_To do_
Edit the listing below so that every "x-tick-label" becomes "x-axis-tick" and every other line stays the same. Leave the pictures out of your answer.

★ ★ ★ ★

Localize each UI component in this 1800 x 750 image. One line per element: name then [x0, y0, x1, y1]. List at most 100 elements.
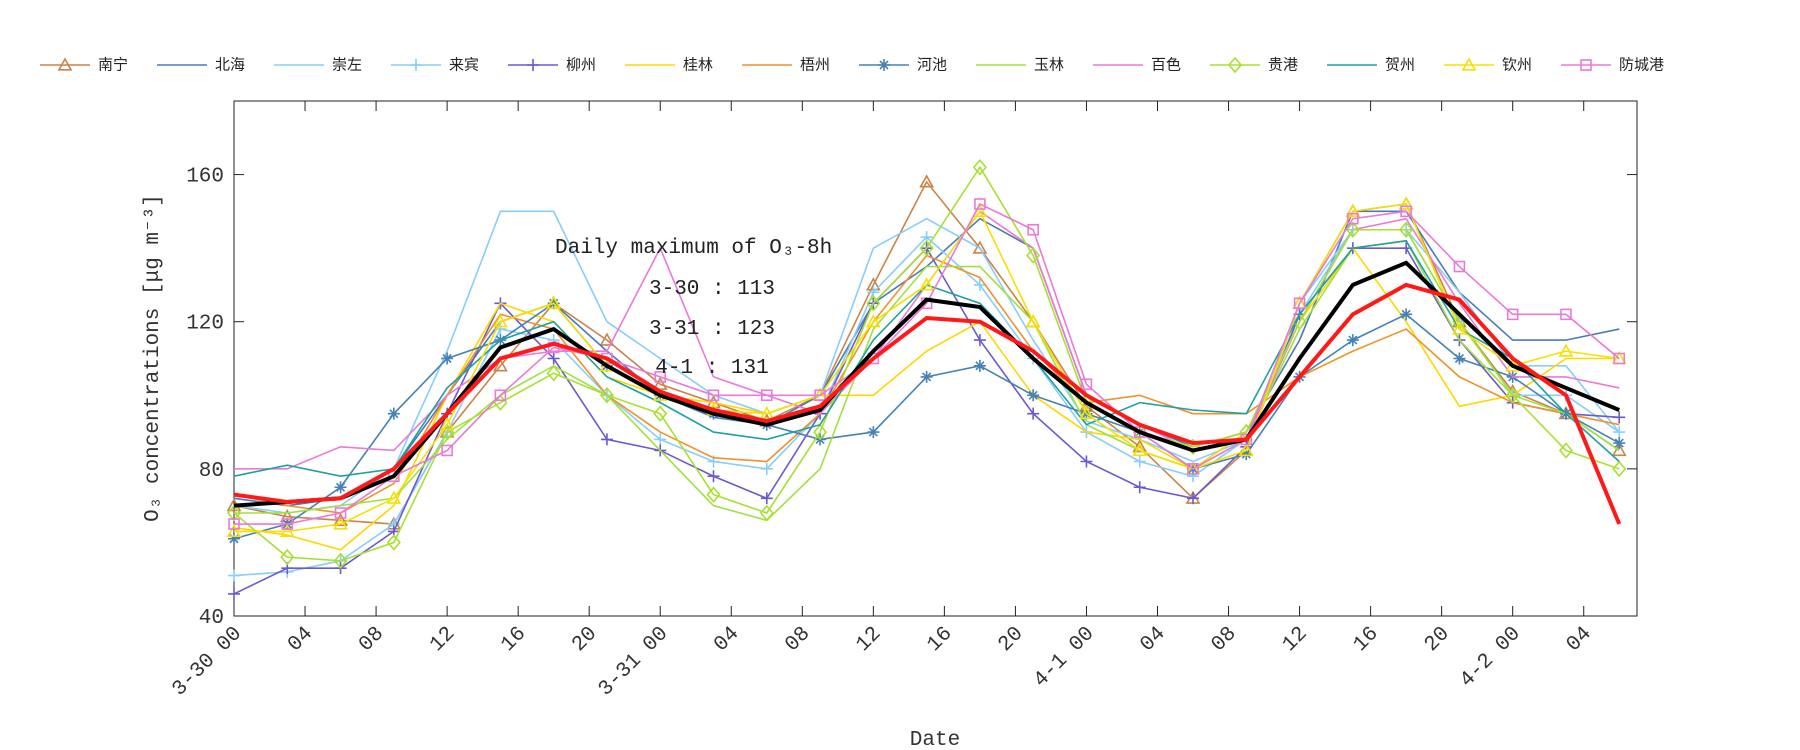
marker-shape — [226, 504, 242, 522]
x-tick-label: 16 — [923, 623, 957, 657]
marker-shape — [410, 59, 422, 71]
marker-shape — [599, 332, 615, 346]
marker — [1079, 406, 1094, 420]
marker — [1027, 389, 1040, 402]
marker — [280, 548, 295, 566]
marker-shape — [1292, 313, 1307, 330]
marker-shape — [1580, 59, 1592, 71]
marker — [1398, 196, 1414, 210]
marker-shape — [279, 523, 295, 537]
marker-shape — [228, 518, 240, 530]
marker-shape — [653, 405, 668, 422]
marker — [546, 295, 562, 309]
marker-shape — [867, 426, 880, 439]
marker-shape — [759, 504, 774, 522]
x-tick-label: 08 — [355, 623, 389, 657]
marker — [1027, 223, 1039, 236]
marker-shape — [281, 518, 294, 530]
marker — [1461, 57, 1477, 71]
marker — [760, 492, 773, 505]
x-tick-label: 04 — [284, 623, 318, 657]
marker — [1132, 439, 1148, 453]
marker — [1612, 460, 1627, 478]
marker-shape — [527, 59, 539, 71]
marker — [973, 359, 986, 372]
legend-label: 崇左 — [332, 56, 362, 74]
marker-shape — [1398, 196, 1414, 210]
marker-shape — [813, 423, 828, 441]
marker-shape — [1558, 442, 1574, 459]
marker — [1558, 343, 1574, 357]
marker — [1025, 314, 1041, 328]
marker-shape — [57, 57, 73, 71]
marker — [1347, 212, 1359, 225]
marker — [228, 587, 240, 600]
marker-shape — [441, 444, 453, 457]
marker-shape — [387, 407, 400, 420]
marker-shape — [386, 490, 402, 504]
x-tick-label: 4-1 00 — [1030, 623, 1100, 693]
legend-label: 贺州 — [1385, 56, 1415, 74]
marker — [653, 405, 668, 422]
marker-shape — [1027, 389, 1040, 402]
series-line — [233, 254, 1620, 514]
marker — [1240, 448, 1253, 461]
marker-shape — [706, 486, 721, 503]
marker — [972, 158, 987, 176]
marker-shape — [1187, 492, 1200, 505]
x-tick-label: 08 — [781, 623, 815, 657]
marker — [1187, 463, 1199, 475]
marker — [707, 389, 720, 402]
marker — [410, 59, 422, 71]
marker-shape — [546, 364, 561, 382]
marker — [1345, 221, 1360, 238]
legend-label: 百色 — [1151, 56, 1181, 74]
marker-shape — [878, 59, 890, 71]
legend-label: 梧州 — [800, 56, 830, 74]
series-line — [233, 246, 1620, 551]
marker — [919, 239, 934, 257]
marker-shape — [1347, 212, 1359, 225]
marker — [867, 426, 880, 439]
marker-shape — [386, 534, 401, 551]
marker-shape — [1400, 205, 1412, 218]
marker-shape — [1133, 455, 1146, 468]
marker — [1558, 442, 1574, 459]
legend-label: 来宾 — [449, 56, 479, 74]
marker-shape — [1400, 308, 1413, 321]
marker — [527, 59, 539, 71]
marker-shape — [1079, 406, 1094, 420]
marker — [813, 423, 828, 441]
marker — [228, 569, 240, 582]
marker — [1080, 378, 1093, 391]
marker-shape — [280, 548, 295, 566]
marker-shape — [1238, 442, 1254, 457]
marker-shape — [1453, 352, 1466, 365]
x-tick-label: 04 — [710, 623, 744, 657]
marker — [334, 507, 347, 519]
marker — [334, 481, 347, 494]
marker — [1611, 442, 1627, 457]
marker — [1187, 492, 1200, 505]
marker-shape — [334, 507, 347, 519]
x-tick-label: 4-2 00 — [1456, 623, 1526, 693]
marker — [546, 364, 561, 382]
marker-shape — [493, 314, 508, 328]
marker-shape — [759, 406, 775, 420]
marker — [920, 370, 933, 383]
marker-shape — [974, 198, 986, 210]
marker — [599, 387, 615, 404]
marker-shape — [760, 492, 773, 505]
marker — [1613, 352, 1626, 365]
x-tick-label: 16 — [1349, 623, 1383, 657]
marker-shape — [1560, 308, 1572, 321]
y-axis-label: O₃ concentrations [μg m⁻³] — [142, 194, 165, 522]
marker — [973, 334, 986, 347]
marker — [493, 358, 508, 372]
marker-shape — [972, 240, 988, 254]
marker — [1453, 260, 1466, 273]
marker-shape — [973, 359, 986, 372]
marker-shape — [546, 295, 562, 309]
marker-shape — [599, 387, 615, 404]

★ ★ ★ ★

_Correct output_
Localize each UI component in this 1800 x 750 image. One line per element: name then [x0, y0, x1, y1]. List at most 100 elements.
marker-shape — [226, 504, 242, 522]
x-axis-tick: 16 — [923, 623, 957, 657]
marker-shape — [410, 59, 422, 71]
marker-shape — [599, 332, 615, 346]
marker — [1079, 406, 1094, 420]
marker — [1027, 389, 1040, 402]
marker — [280, 548, 295, 566]
marker-shape — [1292, 313, 1307, 330]
marker-shape — [1580, 59, 1592, 71]
marker — [1398, 196, 1414, 210]
marker-shape — [279, 523, 295, 537]
marker-shape — [228, 518, 240, 530]
marker-shape — [653, 405, 668, 422]
marker — [546, 295, 562, 309]
marker-shape — [867, 426, 880, 439]
marker-shape — [759, 504, 774, 522]
x-axis-tick: 08 — [355, 623, 389, 657]
marker — [1027, 223, 1039, 236]
marker-shape — [281, 518, 294, 530]
marker — [1461, 57, 1477, 71]
marker — [760, 492, 773, 505]
x-axis-tick: 04 — [284, 623, 318, 657]
marker — [1132, 439, 1148, 453]
marker — [1612, 460, 1627, 478]
marker-shape — [527, 59, 539, 71]
marker — [973, 359, 986, 372]
legend-label: 崇左 — [332, 56, 362, 74]
marker-shape — [1398, 196, 1414, 210]
marker-shape — [813, 423, 828, 441]
marker-shape — [1558, 442, 1574, 459]
marker — [1558, 343, 1574, 357]
marker — [1025, 314, 1041, 328]
marker-shape — [57, 57, 73, 71]
marker — [1347, 212, 1359, 225]
marker — [228, 587, 240, 600]
marker-shape — [441, 444, 453, 457]
marker-shape — [387, 407, 400, 420]
marker-shape — [386, 490, 402, 504]
x-axis-tick: 4-1 00 — [1030, 623, 1100, 693]
legend-label: 贺州 — [1385, 56, 1415, 74]
marker — [653, 405, 668, 422]
marker-shape — [1027, 389, 1040, 402]
series-line — [233, 254, 1620, 514]
marker — [1240, 448, 1253, 461]
marker-shape — [706, 486, 721, 503]
marker — [972, 158, 987, 176]
marker-shape — [1187, 492, 1200, 505]
x-axis-tick: 08 — [781, 623, 815, 657]
marker — [1187, 463, 1199, 475]
marker — [707, 389, 720, 402]
marker — [410, 59, 422, 71]
marker-shape — [546, 364, 561, 382]
marker — [1345, 221, 1360, 238]
legend-label: 百色 — [1151, 56, 1181, 74]
marker-shape — [878, 59, 890, 71]
legend-label: 梧州 — [800, 56, 830, 74]
series-line — [233, 246, 1620, 551]
marker — [919, 239, 934, 257]
marker-shape — [1347, 212, 1359, 225]
marker — [867, 426, 880, 439]
marker-shape — [386, 534, 401, 551]
marker-shape — [1400, 205, 1412, 218]
marker-shape — [1133, 455, 1146, 468]
marker — [1558, 442, 1574, 459]
legend-label: 来宾 — [449, 56, 479, 74]
marker-shape — [1400, 308, 1413, 321]
marker — [527, 59, 539, 71]
marker-shape — [1079, 406, 1094, 420]
marker — [813, 423, 828, 441]
marker — [228, 569, 240, 582]
marker — [1080, 378, 1093, 391]
marker-shape — [280, 548, 295, 566]
marker-shape — [1238, 442, 1254, 457]
marker-shape — [1453, 352, 1466, 365]
x-axis-tick: 04 — [710, 623, 744, 657]
marker — [334, 507, 347, 519]
marker — [334, 481, 347, 494]
marker — [1611, 442, 1627, 457]
marker — [1187, 492, 1200, 505]
marker-shape — [334, 507, 347, 519]
x-axis-tick: 4-2 00 — [1456, 623, 1526, 693]
marker — [546, 364, 561, 382]
marker-shape — [493, 314, 508, 328]
marker-shape — [759, 406, 775, 420]
marker — [920, 370, 933, 383]
marker-shape — [974, 198, 986, 210]
marker — [599, 387, 615, 404]
marker-shape — [760, 492, 773, 505]
marker — [1613, 352, 1626, 365]
x-axis-tick: 16 — [1349, 623, 1383, 657]
marker-shape — [1560, 308, 1572, 321]
y-axis-label: O₃ concentrations [μg m⁻³] — [142, 194, 165, 522]
marker — [973, 334, 986, 347]
marker — [493, 358, 508, 372]
marker-shape — [972, 240, 988, 254]
marker — [1453, 260, 1466, 273]
marker-shape — [973, 359, 986, 372]
marker-shape — [546, 295, 562, 309]
marker-shape — [599, 387, 615, 404]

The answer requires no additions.